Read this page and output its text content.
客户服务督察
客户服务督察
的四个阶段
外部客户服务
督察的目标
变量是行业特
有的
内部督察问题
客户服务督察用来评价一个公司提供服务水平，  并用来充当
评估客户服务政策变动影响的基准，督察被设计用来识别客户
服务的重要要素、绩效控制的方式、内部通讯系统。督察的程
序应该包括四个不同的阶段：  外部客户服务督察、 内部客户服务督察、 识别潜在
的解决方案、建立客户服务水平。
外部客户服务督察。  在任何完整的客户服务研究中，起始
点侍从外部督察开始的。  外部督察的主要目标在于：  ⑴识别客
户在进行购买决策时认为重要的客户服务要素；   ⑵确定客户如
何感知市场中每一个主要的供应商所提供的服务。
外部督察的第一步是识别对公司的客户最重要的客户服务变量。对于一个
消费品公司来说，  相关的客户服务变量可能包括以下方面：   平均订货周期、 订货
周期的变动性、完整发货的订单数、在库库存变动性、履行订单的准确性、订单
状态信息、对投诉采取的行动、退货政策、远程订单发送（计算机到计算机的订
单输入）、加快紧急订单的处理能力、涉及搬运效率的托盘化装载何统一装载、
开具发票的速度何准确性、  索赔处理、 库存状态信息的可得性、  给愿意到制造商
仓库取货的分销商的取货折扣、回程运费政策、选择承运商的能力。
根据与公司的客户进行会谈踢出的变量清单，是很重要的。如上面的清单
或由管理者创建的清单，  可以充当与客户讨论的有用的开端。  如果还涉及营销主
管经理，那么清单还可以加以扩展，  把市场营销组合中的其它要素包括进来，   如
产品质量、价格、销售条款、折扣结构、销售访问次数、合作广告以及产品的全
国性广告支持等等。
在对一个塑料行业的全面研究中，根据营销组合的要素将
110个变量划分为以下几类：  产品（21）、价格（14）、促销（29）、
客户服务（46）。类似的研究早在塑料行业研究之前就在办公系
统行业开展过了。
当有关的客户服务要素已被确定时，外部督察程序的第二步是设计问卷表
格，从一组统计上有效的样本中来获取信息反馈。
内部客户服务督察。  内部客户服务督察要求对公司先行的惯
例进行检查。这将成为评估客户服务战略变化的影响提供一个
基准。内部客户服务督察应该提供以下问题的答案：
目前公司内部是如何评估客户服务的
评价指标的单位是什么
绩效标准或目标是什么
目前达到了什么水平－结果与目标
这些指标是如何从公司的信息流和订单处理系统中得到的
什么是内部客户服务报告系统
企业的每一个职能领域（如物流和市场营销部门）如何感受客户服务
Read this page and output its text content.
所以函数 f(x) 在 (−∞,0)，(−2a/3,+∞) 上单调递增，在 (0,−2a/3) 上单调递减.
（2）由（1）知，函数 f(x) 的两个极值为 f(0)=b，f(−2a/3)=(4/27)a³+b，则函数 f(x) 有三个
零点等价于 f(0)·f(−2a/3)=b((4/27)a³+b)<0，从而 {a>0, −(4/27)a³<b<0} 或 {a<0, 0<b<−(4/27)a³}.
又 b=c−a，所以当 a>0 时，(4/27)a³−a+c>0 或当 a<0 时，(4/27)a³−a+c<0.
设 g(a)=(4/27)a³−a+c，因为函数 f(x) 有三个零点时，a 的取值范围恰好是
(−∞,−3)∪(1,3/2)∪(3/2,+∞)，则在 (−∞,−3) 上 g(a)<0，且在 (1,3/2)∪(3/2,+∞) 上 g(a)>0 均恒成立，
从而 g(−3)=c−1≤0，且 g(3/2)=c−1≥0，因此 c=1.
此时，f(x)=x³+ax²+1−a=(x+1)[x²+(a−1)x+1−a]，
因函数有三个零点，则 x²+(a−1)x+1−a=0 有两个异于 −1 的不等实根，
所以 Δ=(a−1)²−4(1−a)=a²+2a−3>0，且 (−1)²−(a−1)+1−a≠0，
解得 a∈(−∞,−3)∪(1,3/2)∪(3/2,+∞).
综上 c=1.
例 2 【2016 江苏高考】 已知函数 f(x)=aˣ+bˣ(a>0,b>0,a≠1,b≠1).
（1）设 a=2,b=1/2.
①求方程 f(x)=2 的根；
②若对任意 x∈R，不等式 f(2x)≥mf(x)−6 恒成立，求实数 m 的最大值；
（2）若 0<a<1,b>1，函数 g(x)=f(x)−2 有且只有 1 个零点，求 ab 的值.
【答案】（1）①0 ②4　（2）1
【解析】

------------------------------

WORK TO BE COMPLETED: Copy out the material above in its entirety. Every detail must match.

TASK OUTPUT:
Read this page and output its text content.
客户服务督察
客户服务督察
的四个阶段
外部客户服务
督察的目标
变量是行业特
有的
内部督察问题
客户服务督察用来评价一个公司提供服务水平，  并用来充当
评估客户服务政策变动影响的基准，督察被设计用来识别客户
服务的重要要素、绩效控制的方式、内部通讯系统。督察的程
序应该包括四个不同的阶段：  外部客户服务督察、 内部客户服务督察、 识别潜在
的解决方案、建立客户服务水平。
外部客户服务督察。  在任何完整的客户服务研究中，起始
点侍从外部督察开始的。  外部督察的主要目标在于：  ⑴识别客
户在进行购买决策时认为重要的客户服务要素；   ⑵确定客户如
何感知市场中每一个主要的供应商所提供的服务。
外部督察的第一步是识别对公司的客户最重要的客户服务变量。对于一个
消费品公司来说，  相关的客户服务变量可能包括以下方面：   平均订货周期、 订货
周期的变动性、完整发货的订单数、在库库存变动性、履行订单的准确性、订单
状态信息、对投诉采取的行动、退货政策、远程订单发送（计算机到计算机的订
单输入）、加快紧急订单的处理能力、涉及搬运效率的托盘化装载何统一装载、
开具发票的速度何准确性、  索赔处理、 库存状态信息的可得性、  给愿意到制造商
仓库取货的分销商的取货折扣、回程运费政策、选择承运商的能力。
根据与公司的客户进行会谈踢出的变量清单，是很重要的。如上面的清单
或由管理者创建的清单，  可以充当与客户讨论的有用的开端。  如果还涉及营销主
管经理，那么清单还可以加以扩展，  把市场营销组合中的其它要素包括进来，   如
产品质量、价格、销售条款、折扣结构、销售访问次数、合作广告以及产品的全
国性广告支持等等。
在对一个塑料行业的全面研究中，根据营销组合的要素将
110个变量划分为以下几类：  产品（21）、价格（14）、促销（29）、
客户服务（46）。类似的研究早在塑料行业研究之前就在办公系
统行业开展过了。
当有关的客户服务要素已被确定时，外部督察程序的第二步是设计问卷表
格，从一组统计上有效的样本中来获取信息反馈。
内部客户服务督察。  内部客户服务督察要求对公司先行的惯
例进行检查。这将成为评估客户服务战略变化的影响提供一个
基准。内部客户服务督察应该提供以下问题的答案：
目前公司内部是如何评估客户服务的
评价指标的单位是什么
绩效标准或目标是什么
目前达到了什么水平－结果与目标
这些指标是如何从公司的信息流和订单处理系统中得到的
什么是内部客户服务报告系统
企业的每一个职能领域（如物流和市场营销部门）如何感受客户服务
Read this page and output its text content.
所以函数 f(x) 在 (−∞,0)，(−2a/3,+∞) 上单调递增，在 (0,−2a/3) 上单调递减.
（2）由（1）知，函数 f(x) 的两个极值为 f(0)=b，f(−2a/3)=(4/27)a³+b，则函数 f(x) 有三个
零点等价于 f(0)·f(−2a/3)=b((4/27)a³+b)<0，从而 {a>0, −(4/27)a³<b<0} 或 {a<0, 0<b<−(4/27)a³}.
又 b=c−a，所以当 a>0 时，(4/27)a³−a+c>0 或当 a<0 时，(4/27)a³−a+c<0.
设 g(a)=(4/27)a³−a+c，因为函数 f(x) 有三个零点时，a 的取值范围恰好是
(−∞,−3)∪(1,3/2)∪(3/2,+∞)，则在 (−∞,−3) 上 g(a)<0，且在 (1,3/2)∪(3/2,+∞) 上 g(a)>0 均恒成立，
从而 g(−3)=c−1≤0，且 g(3/2)=c−1≥0，因此 c=1.
此时，f(x)=x³+ax²+1−a=(x+1)[x²+(a−1)x+1−a]，
因函数有三个零点，则 x²+(a−1)x+1−a=0 有两个异于 −1 的不等实根，
所以 Δ=(a−1)²−4(1−a)=a²+2a−3>0，且 (−1)²−(a−1)+1−a≠0，
解得 a∈(−∞,−3)∪(1,3/2)∪(3/2,+∞).
综上 c=1.
例 2 【2016 江苏高考】 已知函数 f(x)=aˣ+bˣ(a>0,b>0,a≠1,b≠1).
（1）设 a=2,b=1/2.
①求方程 f(x)=2 的根；
②若对任意 x∈R，不等式 f(2x)≥mf(x)−6 恒成立，求实数 m 的最大值；
（2）若 0<a<1,b>1，函数 g(x)=f(x)−2 有且只有 1 个零点，求 ab 的值.
【答案】（1）①0 ②4　（2）1
【解析】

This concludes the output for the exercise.